▸ **Work instructions**
Repeat each entry in full, exactly.

* Begin Record extracts *

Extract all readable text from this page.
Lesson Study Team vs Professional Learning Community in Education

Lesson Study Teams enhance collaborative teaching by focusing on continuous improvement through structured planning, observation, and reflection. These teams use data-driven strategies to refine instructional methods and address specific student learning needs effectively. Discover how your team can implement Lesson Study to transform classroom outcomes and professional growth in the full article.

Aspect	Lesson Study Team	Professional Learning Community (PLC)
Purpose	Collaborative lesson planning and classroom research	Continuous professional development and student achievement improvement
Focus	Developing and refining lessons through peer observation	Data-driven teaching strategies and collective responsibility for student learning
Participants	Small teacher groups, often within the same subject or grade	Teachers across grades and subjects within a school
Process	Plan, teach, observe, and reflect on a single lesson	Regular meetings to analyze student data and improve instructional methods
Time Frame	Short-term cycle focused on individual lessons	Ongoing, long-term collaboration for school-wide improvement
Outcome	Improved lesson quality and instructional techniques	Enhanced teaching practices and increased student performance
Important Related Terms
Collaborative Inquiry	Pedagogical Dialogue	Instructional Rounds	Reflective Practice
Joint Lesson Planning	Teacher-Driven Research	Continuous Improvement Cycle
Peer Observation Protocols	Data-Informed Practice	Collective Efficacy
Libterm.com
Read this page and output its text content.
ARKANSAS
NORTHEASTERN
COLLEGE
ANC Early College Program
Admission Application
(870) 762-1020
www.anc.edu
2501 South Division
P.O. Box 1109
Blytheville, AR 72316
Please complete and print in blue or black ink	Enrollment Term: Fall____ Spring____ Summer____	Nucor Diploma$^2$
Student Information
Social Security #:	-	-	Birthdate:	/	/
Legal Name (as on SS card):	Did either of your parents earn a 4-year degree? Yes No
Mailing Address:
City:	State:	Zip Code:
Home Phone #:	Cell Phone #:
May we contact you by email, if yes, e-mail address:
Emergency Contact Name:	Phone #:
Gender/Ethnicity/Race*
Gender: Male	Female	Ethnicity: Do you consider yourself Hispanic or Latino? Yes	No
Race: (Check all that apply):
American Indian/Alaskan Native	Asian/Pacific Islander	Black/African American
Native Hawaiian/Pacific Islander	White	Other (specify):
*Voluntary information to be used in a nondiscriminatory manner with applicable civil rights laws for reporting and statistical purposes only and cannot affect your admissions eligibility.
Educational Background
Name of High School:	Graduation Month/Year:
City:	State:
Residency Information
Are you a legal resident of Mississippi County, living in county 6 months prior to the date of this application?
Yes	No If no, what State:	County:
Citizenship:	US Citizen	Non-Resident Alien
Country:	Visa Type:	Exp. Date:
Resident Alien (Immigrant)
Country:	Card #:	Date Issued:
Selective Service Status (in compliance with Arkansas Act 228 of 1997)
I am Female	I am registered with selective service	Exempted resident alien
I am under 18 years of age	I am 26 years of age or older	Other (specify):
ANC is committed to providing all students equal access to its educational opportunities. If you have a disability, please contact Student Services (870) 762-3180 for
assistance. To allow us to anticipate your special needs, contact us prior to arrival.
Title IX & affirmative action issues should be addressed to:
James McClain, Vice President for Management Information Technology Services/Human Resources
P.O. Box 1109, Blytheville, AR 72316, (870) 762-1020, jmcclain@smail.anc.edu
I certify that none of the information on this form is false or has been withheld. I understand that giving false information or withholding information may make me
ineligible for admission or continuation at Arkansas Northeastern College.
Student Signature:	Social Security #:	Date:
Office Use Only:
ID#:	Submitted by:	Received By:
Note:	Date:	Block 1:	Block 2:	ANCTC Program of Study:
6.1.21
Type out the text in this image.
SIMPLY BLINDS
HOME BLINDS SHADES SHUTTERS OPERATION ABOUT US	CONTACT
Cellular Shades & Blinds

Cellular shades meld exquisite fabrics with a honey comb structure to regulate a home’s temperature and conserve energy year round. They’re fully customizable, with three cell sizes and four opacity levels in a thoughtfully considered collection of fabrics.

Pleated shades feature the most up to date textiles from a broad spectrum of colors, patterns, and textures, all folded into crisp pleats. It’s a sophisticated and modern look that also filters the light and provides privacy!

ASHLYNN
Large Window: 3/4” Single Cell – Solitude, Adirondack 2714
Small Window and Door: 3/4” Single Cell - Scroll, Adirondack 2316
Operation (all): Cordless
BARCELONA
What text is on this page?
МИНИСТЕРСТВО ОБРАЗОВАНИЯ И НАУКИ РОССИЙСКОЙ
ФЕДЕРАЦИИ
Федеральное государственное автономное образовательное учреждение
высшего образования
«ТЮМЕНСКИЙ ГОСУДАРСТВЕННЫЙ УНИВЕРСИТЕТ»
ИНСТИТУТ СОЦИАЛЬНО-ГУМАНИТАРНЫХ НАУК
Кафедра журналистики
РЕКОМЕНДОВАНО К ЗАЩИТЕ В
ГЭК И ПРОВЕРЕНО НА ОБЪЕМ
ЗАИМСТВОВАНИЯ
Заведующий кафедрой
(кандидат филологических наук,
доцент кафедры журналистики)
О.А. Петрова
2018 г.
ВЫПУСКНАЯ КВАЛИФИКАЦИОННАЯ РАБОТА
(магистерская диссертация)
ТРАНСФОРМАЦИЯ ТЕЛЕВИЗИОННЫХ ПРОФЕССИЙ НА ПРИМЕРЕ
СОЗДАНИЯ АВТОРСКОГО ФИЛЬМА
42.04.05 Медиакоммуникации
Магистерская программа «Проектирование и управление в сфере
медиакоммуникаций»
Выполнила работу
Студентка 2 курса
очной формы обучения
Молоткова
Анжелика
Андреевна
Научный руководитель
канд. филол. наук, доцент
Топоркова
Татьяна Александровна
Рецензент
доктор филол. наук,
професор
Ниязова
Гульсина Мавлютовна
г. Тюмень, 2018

* End Record extracts *

▸ **Task response**
Extract all readable text from this page.
Lesson Study Team vs Professional Learning Community in Education

Lesson Study Teams enhance collaborative teaching by focusing on continuous improvement through structured planning, observation, and reflection. These teams use data-driven strategies to refine instructional methods and address specific student learning needs effectively. Discover how your team can implement Lesson Study to transform classroom outcomes and professional growth in the full article.

Aspect	Lesson Study Team	Professional Learning Community (PLC)
Purpose	Collaborative lesson planning and classroom research	Continuous professional development and student achievement improvement
Focus	Developing and refining lessons through peer observation	Data-driven teaching strategies and collective responsibility for student learning
Participants	Small teacher groups, often within the same subject or grade	Teachers across grades and subjects within a school
Process	Plan, teach, observe, and reflect on a single lesson	Regular meetings to analyze student data and improve instructional methods
Time Frame	Short-term cycle focused on individual lessons	Ongoing, long-term collaboration for school-wide improvement
Outcome	Improved lesson quality and instructional techniques	Enhanced teaching practices and increased student performance
Important Related Terms
Collaborative Inquiry	Pedagogical Dialogue	Instructional Rounds	Reflective Practice
Joint Lesson Planning	Teacher-Driven Research	Continuous Improvement Cycle
Peer Observation Protocols	Data-Informed Practice	Collective Efficacy
Libterm.com
Read this page and output its text content.
ARKANSAS
NORTHEASTERN
COLLEGE
ANC Early College Program
Admission Application
(870) 762-1020
www.anc.edu
2501 South Division
P.O. Box 1109
Blytheville, AR 72316
Please complete and print in blue or black ink	Enrollment Term: Fall____ Spring____ Summer____	Nucor Diploma$^2$
Student Information
Social Security #:	-	-	Birthdate:	/	/
Legal Name (as on SS card):	Did either of your parents earn a 4-year degree? Yes No
Mailing Address:
City:	State:	Zip Code:
Home Phone #:	Cell Phone #:
May we contact you by email, if yes, e-mail address:
Emergency Contact Name:	Phone #:
Gender/Ethnicity/Race*
Gender: Male	Female	Ethnicity: Do you consider yourself Hispanic or Latino? Yes	No
Race: (Check all that apply):
American Indian/Alaskan Native	Asian/Pacific Islander	Black/African American
Native Hawaiian/Pacific Islander	White	Other (specify):
*Voluntary information to be used in a nondiscriminatory manner with applicable civil rights laws for reporting and statistical purposes only and cannot affect your admissions eligibility.
Educational Background
Name of High School:	Graduation Month/Year:
City:	State:
Residency Information
Are you a legal resident of Mississippi County, living in county 6 months prior to the date of this application?
Yes	No If no, what State:	County:
Citizenship:	US Citizen	Non-Resident Alien
Country:	Visa Type:	Exp. Date:
Resident Alien (Immigrant)
Country:	Card #:	Date Issued:
Selective Service Status (in compliance with Arkansas Act 228 of 1997)
I am Female	I am registered with selective service	Exempted resident alien
I am under 18 years of age	I am 26 years of age or older	Other (specify):
ANC is committed to providing all students equal access to its educational opportunities. If you have a disability, please contact Student Services (870) 762-3180 for
assistance. To allow us to anticipate your special needs, contact us prior to arrival.
Title IX & affirmative action issues should be addressed to:
James McClain, Vice President for Management Information Technology Services/Human Resources
P.O. Box 1109, Blytheville, AR 72316, (870) 762-1020, jmcclain@smail.anc.edu
I certify that none of the information on this form is false or has been withheld. I understand that giving false information or withholding information may make me
ineligible for admission or continuation at Arkansas Northeastern College.
Student Signature:	Social Security #:	Date:
Office Use Only:
ID#:	Submitted by:	Received By:
Note:	Date:	Block 1:	Block 2:	ANCTC Program of Study:
6.1.21
Type out the text in this image.
SIMPLY BLINDS
HOME BLINDS SHADES SHUTTERS OPERATION ABOUT US	CONTACT
Cellular Shades & Blinds

Cellular shades meld exquisite fabrics with a honey comb structure to regulate a home’s temperature and conserve energy year round. They’re fully customizable, with three cell sizes and four opacity levels in a thoughtfully considered collection of fabrics.

Pleated shades feature the most up to date textiles from a broad spectrum of colors, patterns, and textures, all folded into crisp pleats. It’s a sophisticated and modern look that also filters the light and provides privacy!

ASHLYNN
Large Window: 3/4” Single Cell – Solitude, Adirondack 2714
Small Window and Door: 3/4” Single Cell - Scroll, Adirondack 2316
Operation (all): Cordless
BARCELONA
What text is on this page?
МИНИСТЕРСТВО ОБРАЗОВАНИЯ И НАУКИ РОССИЙСКОЙ
ФЕДЕРАЦИИ
Федеральное государственное автономное образовательное учреждение
высшего образования
«ТЮМЕНСКИЙ ГОСУДАРСТВЕННЫЙ УНИВЕРСИТЕТ»
ИНСТИТУТ СОЦИАЛЬНО-ГУМАНИТАРНЫХ НАУК
Кафедра журналистики
РЕКОМЕНДОВАНО К ЗАЩИТЕ В
ГЭК И ПРОВЕРЕНО НА ОБЪЕМ
ЗАИМСТВОВАНИЯ
Заведующий кафедрой
(кандидат филологических наук,
доцент кафедры журналистики)
О.А. Петрова
2018 г.
ВЫПУСКНАЯ КВАЛИФИКАЦИОННАЯ РАБОТА
(магистерская диссертация)
ТРАНСФОРМАЦИЯ ТЕЛЕВИЗИОННЫХ ПРОФЕССИЙ НА ПРИМЕРЕ
СОЗДАНИЯ АВТОРСКОГО ФИЛЬМА
42.04.05 Медиакоммуникации
Магистерская программа «Проектирование и управление в сфере
медиакоммуникаций»
Выполнила работу
Студентка 2 курса
очной формы обучения
Молоткова
Анжелика
Андреевна
Научный руководитель
канд. филол. наук, доцент
Топоркова
Татьяна Александровна
Рецензент
доктор филол. наук,
професор
Ниязова
Гульсина Мавлютовна
г. Тюмень, 2018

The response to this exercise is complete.